■ What is needed
A word-for-word copy of the entries below is required.
--- Data to process Enclosed Below ---
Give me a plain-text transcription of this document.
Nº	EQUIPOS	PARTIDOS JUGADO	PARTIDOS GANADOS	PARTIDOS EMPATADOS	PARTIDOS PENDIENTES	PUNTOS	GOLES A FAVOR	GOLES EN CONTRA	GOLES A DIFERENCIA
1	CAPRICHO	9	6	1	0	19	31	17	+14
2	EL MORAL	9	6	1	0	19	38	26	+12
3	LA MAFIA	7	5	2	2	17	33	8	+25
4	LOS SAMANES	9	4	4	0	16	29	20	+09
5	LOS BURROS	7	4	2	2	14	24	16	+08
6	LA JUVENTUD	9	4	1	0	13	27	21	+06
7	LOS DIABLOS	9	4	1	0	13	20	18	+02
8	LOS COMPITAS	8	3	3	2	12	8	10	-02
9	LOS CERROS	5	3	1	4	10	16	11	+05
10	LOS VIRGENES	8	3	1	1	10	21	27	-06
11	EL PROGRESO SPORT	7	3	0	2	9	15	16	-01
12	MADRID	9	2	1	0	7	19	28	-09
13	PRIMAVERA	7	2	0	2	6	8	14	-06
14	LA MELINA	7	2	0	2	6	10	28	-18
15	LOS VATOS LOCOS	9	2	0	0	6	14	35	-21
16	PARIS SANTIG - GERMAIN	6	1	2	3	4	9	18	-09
--- End of Enclosed Data to process ---
■ Answer to this task
Give me a plain-text transcription of this document.
Nº	EQUIPOS	PARTIDOS JUGADO	PARTIDOS GANADOS	PARTIDOS EMPATADOS	PARTIDOS PENDIENTES	PUNTOS	GOLES A FAVOR	GOLES EN CONTRA	GOLES A DIFERENCIA
1	CAPRICHO	9	6	1	0	19	31	17	+14
2	EL MORAL	9	6	1	0	19	38	26	+12
3	LA MAFIA	7	5	2	2	17	33	8	+25
4	LOS SAMANES	9	4	4	0	16	29	20	+09
5	LOS BURROS	7	4	2	2	14	24	16	+08
6	LA JUVENTUD	9	4	1	0	13	27	21	+06
7	LOS DIABLOS	9	4	1	0	13	20	18	+02
8	LOS COMPITAS	8	3	3	2	12	8	10	-02
9	LOS CERROS	5	3	1	4	10	16	11	+05
10	LOS VIRGENES	8	3	1	1	10	21	27	-06
11	EL PROGRESO SPORT	7	3	0	2	9	15	16	-01
12	MADRID	9	2	1	0	7	19	28	-09
13	PRIMAVERA	7	2	0	2	6	8	14	-06
14	LA MELINA	7	2	0	2	6	10	28	-18
15	LOS VATOS LOCOS	9	2	0	0	6	14	35	-21
16	PARIS SANTIG - GERMAIN	6	1	2	3	4	9	18	-09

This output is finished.